Reproduce all of the material word for word.

--- start of Records for the exercise ---

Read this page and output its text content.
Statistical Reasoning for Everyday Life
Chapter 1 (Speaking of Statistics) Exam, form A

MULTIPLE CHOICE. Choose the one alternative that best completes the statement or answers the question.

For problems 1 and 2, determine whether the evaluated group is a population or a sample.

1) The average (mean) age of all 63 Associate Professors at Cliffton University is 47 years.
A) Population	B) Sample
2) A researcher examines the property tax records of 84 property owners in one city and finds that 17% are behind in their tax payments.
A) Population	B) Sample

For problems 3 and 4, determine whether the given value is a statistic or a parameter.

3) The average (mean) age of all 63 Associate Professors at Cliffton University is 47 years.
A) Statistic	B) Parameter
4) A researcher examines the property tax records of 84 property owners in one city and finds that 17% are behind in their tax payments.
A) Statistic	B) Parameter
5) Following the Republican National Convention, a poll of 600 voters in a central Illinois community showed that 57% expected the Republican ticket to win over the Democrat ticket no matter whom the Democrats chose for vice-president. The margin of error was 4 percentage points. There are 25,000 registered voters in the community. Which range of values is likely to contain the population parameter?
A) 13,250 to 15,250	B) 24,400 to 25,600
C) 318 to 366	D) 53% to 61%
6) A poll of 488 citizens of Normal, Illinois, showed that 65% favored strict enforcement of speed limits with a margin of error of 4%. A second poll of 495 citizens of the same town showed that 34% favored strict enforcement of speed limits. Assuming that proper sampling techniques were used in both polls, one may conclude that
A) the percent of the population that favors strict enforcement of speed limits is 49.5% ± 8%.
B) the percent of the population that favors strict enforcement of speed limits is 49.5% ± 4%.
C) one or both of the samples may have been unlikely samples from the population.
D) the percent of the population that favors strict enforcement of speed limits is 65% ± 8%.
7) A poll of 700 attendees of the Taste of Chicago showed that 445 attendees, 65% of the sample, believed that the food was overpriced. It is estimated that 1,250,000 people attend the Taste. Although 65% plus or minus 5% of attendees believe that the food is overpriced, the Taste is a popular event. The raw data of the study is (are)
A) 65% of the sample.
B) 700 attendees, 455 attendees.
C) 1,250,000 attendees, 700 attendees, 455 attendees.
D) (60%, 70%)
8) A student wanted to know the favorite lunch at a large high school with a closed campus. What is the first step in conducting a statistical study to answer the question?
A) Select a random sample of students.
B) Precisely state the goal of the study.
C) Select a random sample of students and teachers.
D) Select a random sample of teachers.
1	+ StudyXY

--- end of Records for the exercise ---

▸ **Complete output**:
Read this page and output its text content.
Statistical Reasoning for Everyday Life
Chapter 1 (Speaking of Statistics) Exam, form A

MULTIPLE CHOICE. Choose the one alternative that best completes the statement or answers the question.

For problems 1 and 2, determine whether the evaluated group is a population or a sample.

1) The average (mean) age of all 63 Associate Professors at Cliffton University is 47 years.
A) Population	B) Sample
2) A researcher examines the property tax records of 84 property owners in one city and finds that 17% are behind in their tax payments.
A) Population	B) Sample

For problems 3 and 4, determine whether the given value is a statistic or a parameter.

3) The average (mean) age of all 63 Associate Professors at Cliffton University is 47 years.
A) Statistic	B) Parameter
4) A researcher examines the property tax records of 84 property owners in one city and finds that 17% are behind in their tax payments.
A) Statistic	B) Parameter
5) Following the Republican National Convention, a poll of 600 voters in a central Illinois community showed that 57% expected the Republican ticket to win over the Democrat ticket no matter whom the Democrats chose for vice-president. The margin of error was 4 percentage points. There are 25,000 registered voters in the community. Which range of values is likely to contain the population parameter?
A) 13,250 to 15,250	B) 24,400 to 25,600
C) 318 to 366	D) 53% to 61%
6) A poll of 488 citizens of Normal, Illinois, showed that 65% favored strict enforcement of speed limits with a margin of error of 4%. A second poll of 495 citizens of the same town showed that 34% favored strict enforcement of speed limits. Assuming that proper sampling techniques were used in both polls, one may conclude that
A) the percent of the population that favors strict enforcement of speed limits is 49.5% ± 8%.
B) the percent of the population that favors strict enforcement of speed limits is 49.5% ± 4%.
C) one or both of the samples may have been unlikely samples from the population.
D) the percent of the population that favors strict enforcement of speed limits is 65% ± 8%.
7) A poll of 700 attendees of the Taste of Chicago showed that 445 attendees, 65% of the sample, believed that the food was overpriced. It is estimated that 1,250,000 people attend the Taste. Although 65% plus or minus 5% of attendees believe that the food is overpriced, the Taste is a popular event. The raw data of the study is (are)
A) 65% of the sample.
B) 700 attendees, 455 attendees.
C) 1,250,000 attendees, 700 attendees, 455 attendees.
D) (60%, 70%)
8) A student wanted to know the favorite lunch at a large high school with a closed campus. What is the first step in conducting a statistical study to answer the question?
A) Select a random sample of students.
B) Precisely state the goal of the study.
C) Select a random sample of students and teachers.
D) Select a random sample of teachers.
1	+ StudyXY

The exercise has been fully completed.